— The problem —
Take the line that contains "What does this" and each line after it in the material below, and transcribe them exactly, stopping at the end.

━━━ Data rows

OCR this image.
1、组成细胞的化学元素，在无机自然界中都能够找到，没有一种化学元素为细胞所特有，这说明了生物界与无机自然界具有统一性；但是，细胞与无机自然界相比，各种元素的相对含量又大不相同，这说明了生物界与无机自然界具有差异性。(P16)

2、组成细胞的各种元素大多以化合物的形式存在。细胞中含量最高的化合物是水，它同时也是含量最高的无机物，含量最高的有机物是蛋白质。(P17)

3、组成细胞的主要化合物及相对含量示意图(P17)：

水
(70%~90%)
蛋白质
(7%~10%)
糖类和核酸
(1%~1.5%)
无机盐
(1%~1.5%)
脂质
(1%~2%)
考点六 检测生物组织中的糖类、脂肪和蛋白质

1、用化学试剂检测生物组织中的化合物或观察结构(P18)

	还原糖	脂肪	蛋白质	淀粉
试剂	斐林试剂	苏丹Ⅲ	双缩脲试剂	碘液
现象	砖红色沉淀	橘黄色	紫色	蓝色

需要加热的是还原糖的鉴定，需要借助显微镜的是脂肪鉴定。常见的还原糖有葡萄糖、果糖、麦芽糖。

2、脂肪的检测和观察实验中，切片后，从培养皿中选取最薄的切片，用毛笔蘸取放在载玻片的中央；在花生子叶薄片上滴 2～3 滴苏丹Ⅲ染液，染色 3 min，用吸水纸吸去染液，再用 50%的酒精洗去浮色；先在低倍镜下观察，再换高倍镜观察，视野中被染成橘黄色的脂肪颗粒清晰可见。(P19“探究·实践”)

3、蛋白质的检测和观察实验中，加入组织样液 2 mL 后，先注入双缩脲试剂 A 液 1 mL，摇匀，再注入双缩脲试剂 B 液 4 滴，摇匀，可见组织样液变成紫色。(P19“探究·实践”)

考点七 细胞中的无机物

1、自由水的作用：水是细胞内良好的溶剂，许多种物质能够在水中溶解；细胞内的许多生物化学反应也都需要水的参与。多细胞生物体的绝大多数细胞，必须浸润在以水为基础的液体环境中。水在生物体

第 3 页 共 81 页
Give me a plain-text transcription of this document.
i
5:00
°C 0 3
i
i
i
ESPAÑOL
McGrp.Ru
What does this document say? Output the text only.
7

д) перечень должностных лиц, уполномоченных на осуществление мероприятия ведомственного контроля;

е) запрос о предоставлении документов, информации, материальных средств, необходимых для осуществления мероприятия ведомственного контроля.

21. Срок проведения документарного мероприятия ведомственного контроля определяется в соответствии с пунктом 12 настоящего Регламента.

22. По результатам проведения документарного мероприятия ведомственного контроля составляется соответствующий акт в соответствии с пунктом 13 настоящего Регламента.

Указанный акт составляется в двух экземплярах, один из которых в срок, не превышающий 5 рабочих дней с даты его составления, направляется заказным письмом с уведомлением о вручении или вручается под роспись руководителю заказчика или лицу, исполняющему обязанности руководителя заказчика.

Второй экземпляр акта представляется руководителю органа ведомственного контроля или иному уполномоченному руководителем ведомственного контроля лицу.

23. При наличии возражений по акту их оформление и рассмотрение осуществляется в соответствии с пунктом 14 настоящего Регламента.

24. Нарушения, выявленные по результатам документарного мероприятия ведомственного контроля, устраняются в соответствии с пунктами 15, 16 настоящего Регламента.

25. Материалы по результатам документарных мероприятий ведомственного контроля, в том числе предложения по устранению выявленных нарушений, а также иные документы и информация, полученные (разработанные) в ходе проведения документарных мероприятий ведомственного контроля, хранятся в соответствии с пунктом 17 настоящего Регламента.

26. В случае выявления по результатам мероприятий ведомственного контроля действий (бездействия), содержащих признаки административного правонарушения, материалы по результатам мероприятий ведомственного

━━━━━━

— Reply —
What does this document say? Output the text only.
7

д) перечень должностных лиц, уполномоченных на осуществление мероприятия ведомственного контроля;

е) запрос о предоставлении документов, информации, материальных средств, необходимых для осуществления мероприятия ведомственного контроля.

21. Срок проведения документарного мероприятия ведомственного контроля определяется в соответствии с пунктом 12 настоящего Регламента.

22. По результатам проведения документарного мероприятия ведомственного контроля составляется соответствующий акт в соответствии с пунктом 13 настоящего Регламента.

Указанный акт составляется в двух экземплярах, один из которых в срок, не превышающий 5 рабочих дней с даты его составления, направляется заказным письмом с уведомлением о вручении или вручается под роспись руководителю заказчика или лицу, исполняющему обязанности руководителя заказчика.

Второй экземпляр акта представляется руководителю органа ведомственного контроля или иному уполномоченному руководителем ведомственного контроля лицу.

23. При наличии возражений по акту их оформление и рассмотрение осуществляется в соответствии с пунктом 14 настоящего Регламента.

24. Нарушения, выявленные по результатам документарного мероприятия ведомственного контроля, устраняются в соответствии с пунктами 15, 16 настоящего Регламента.

25. Материалы по результатам документарных мероприятий ведомственного контроля, в том числе предложения по устранению выявленных нарушений, а также иные документы и информация, полученные (разработанные) в ходе проведения документарных мероприятий ведомственного контроля, хранятся в соответствии с пунктом 17 настоящего Регламента.

26. В случае выявления по результатам мероприятий ведомственного контроля действий (бездействия), содержащих признаки административного правонарушения, материалы по результатам мероприятий ведомственного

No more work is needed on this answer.